» **DIRECTIONS FOR THIS TASK**:
Reproduce every record exactly as it appears, but not the pictures.

» **MATERIAL**:
>>>

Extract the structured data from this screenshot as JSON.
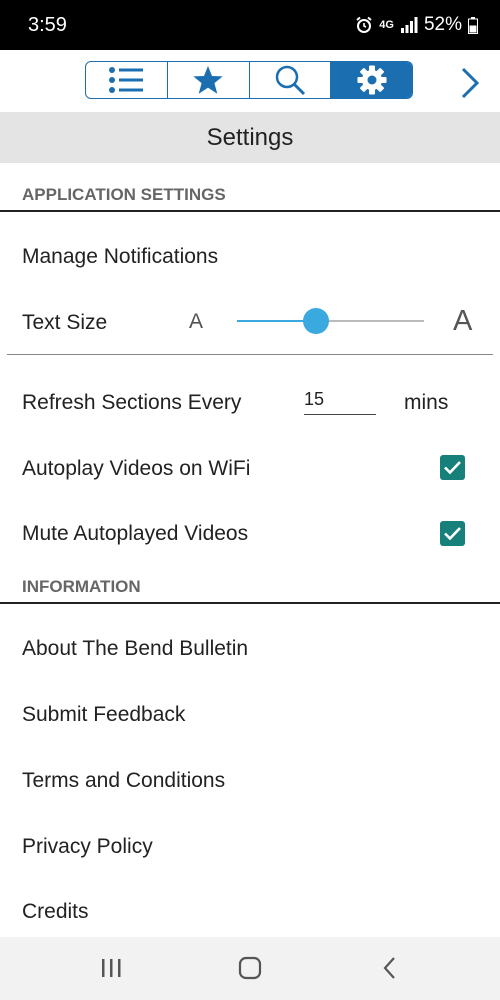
{
  "status_bar": {
    "time": "3:59",
    "network": "4G",
    "battery": "52%"
  },
  "toolbar": {
    "tabs": [
      {
        "icon": "list-icon",
        "active": false
      },
      {
        "icon": "star-icon",
        "active": false
      },
      {
        "icon": "search-icon",
        "active": false
      },
      {
        "icon": "gear-icon",
        "active": true
      }
    ],
    "next_icon": "chevron-right-icon"
  },
  "page": {
    "title": "Settings"
  },
  "application_settings": {
    "header": "APPLICATION SETTINGS",
    "manage_notifications": "Manage Notifications",
    "text_size": {
      "label": "Text Size",
      "small_a": "A",
      "large_a": "A",
      "level": 0.42
    },
    "refresh": {
      "label": "Refresh Sections Every",
      "value": "15",
      "unit": "mins"
    },
    "autoplay_wifi": {
      "label": "Autoplay Videos on WiFi",
      "checked": true
    },
    "mute_autoplay": {
      "label": "Mute Autoplayed Videos",
      "checked": true
    }
  },
  "information": {
    "header": "INFORMATION",
    "items": [
      "About The Bend Bulletin",
      "Submit Feedback",
      "Terms and Conditions",
      "Privacy Policy",
      "Credits"
    ]
  },
  "colors": {
    "accent": "#1b6fb0",
    "slider": "#3aa9e0",
    "checkbox": "#17807a"
  }
}
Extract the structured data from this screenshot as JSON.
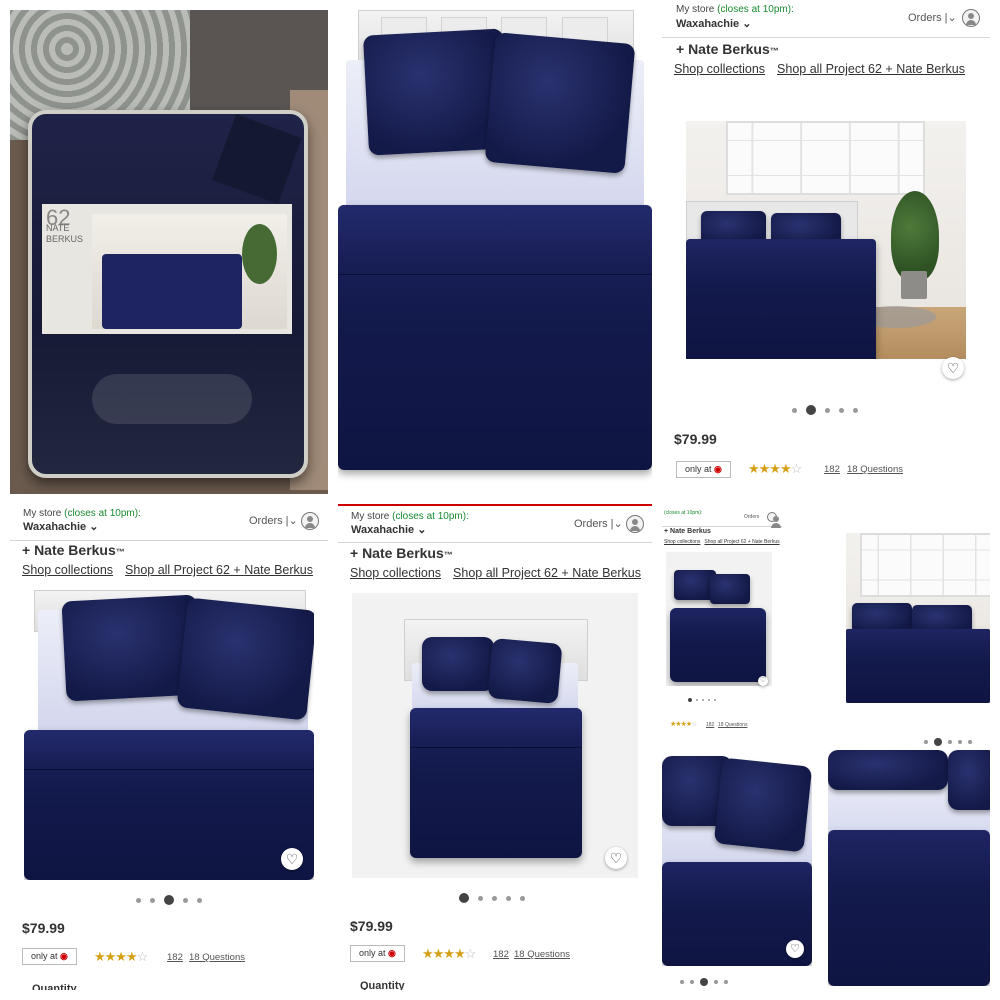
{
  "store": {
    "my_store_label": "My store",
    "closes": "(closes at 10pm):",
    "name": "Waxahachie",
    "orders": "Orders",
    "chevron": "⌄"
  },
  "product": {
    "brand": "+ Nate Berkus",
    "tm": "™",
    "shop_collections": "Shop collections",
    "shop_all": "Shop all Project 62 + Nate Berkus",
    "price": "$79.99",
    "only_at": "only at",
    "rating_count": "182",
    "questions": "18 Questions",
    "quantity": "Quantity"
  },
  "package": {
    "label_line1": "62",
    "label_line2": "NATE",
    "label_line3": "BERKUS"
  },
  "icons": {
    "heart": "♡",
    "target_bullseye": "◉",
    "star_full": "★",
    "star_empty": "☆"
  },
  "rating": {
    "value": 4,
    "max": 5
  },
  "colors": {
    "navy": "#141a48",
    "price": "#333333",
    "green": "#1a8a2e",
    "target_red": "#cc0000"
  }
}
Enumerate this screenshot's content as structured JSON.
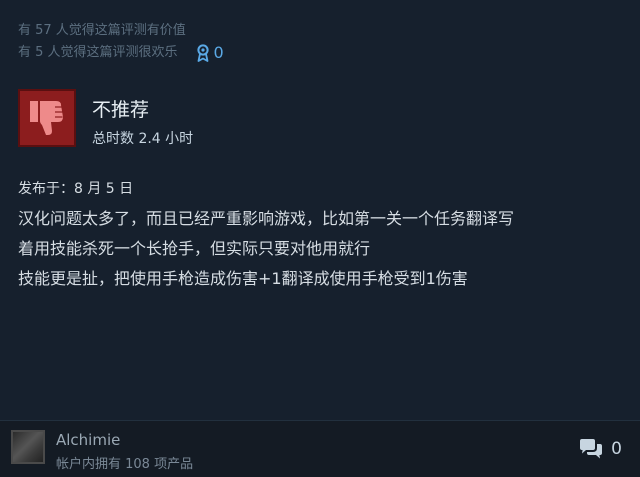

<<<

» **WORKED SOLUTION**:
Extract the structured data from this screenshot as JSON.
{
  "status_bar": {
    "time": "3:59",
    "network": "4G",
    "battery": "52%"
  },
  "toolbar": {
    "tabs": [
      {
        "icon": "list-icon",
        "active": false
      },
      {
        "icon": "star-icon",
        "active": false
      },
      {
        "icon": "search-icon",
        "active": false
      },
      {
        "icon": "gear-icon",
        "active": true
      }
    ],
    "next_icon": "chevron-right-icon"
  },
  "page": {
    "title": "Settings"
  },
  "application_settings": {
    "header": "APPLICATION SETTINGS",
    "manage_notifications": "Manage Notifications",
    "text_size": {
      "label": "Text Size",
      "small_a": "A",
      "large_a": "A",
      "level": 0.42
    },
    "refresh": {
      "label": "Refresh Sections Every",
      "value": "15",
      "unit": "mins"
    },
    "autoplay_wifi": {
      "label": "Autoplay Videos on WiFi",
      "checked": true
    },
    "mute_autoplay": {
      "label": "Mute Autoplayed Videos",
      "checked": true
    }
  },
  "information": {
    "header": "INFORMATION",
    "items": [
      "About The Bend Bulletin",
      "Submit Feedback",
      "Terms and Conditions",
      "Privacy Policy",
      "Credits"
    ]
  },
  "colors": {
    "accent": "#1b6fb0",
    "slider": "#3aa9e0",
    "checkbox": "#17807a"
  }
}
Extract the structured data from this screenshot as JSON.
{
  "store": {
    "my_store_label": "My store",
    "closes": "(closes at 10pm):",
    "name": "Waxahachie",
    "orders": "Orders",
    "chevron": "⌄"
  },
  "product": {
    "brand": "+ Nate Berkus",
    "tm": "™",
    "shop_collections": "Shop collections",
    "shop_all": "Shop all Project 62 + Nate Berkus",
    "price": "$79.99",
    "only_at": "only at",
    "rating_count": "182",
    "questions": "18 Questions",
    "quantity": "Quantity"
  },
  "package": {
    "label_line1": "62",
    "label_line2": "NATE",
    "label_line3": "BERKUS"
  },
  "icons": {
    "heart": "♡",
    "target_bullseye": "◉",
    "star_full": "★",
    "star_empty": "☆"
  },
  "rating": {
    "value": 4,
    "max": 5
  },
  "colors": {
    "navy": "#141a48",
    "price": "#333333",
    "green": "#1a8a2e",
    "target_red": "#cc0000"
  }
}
Enumerate this screenshot's content as structured JSON.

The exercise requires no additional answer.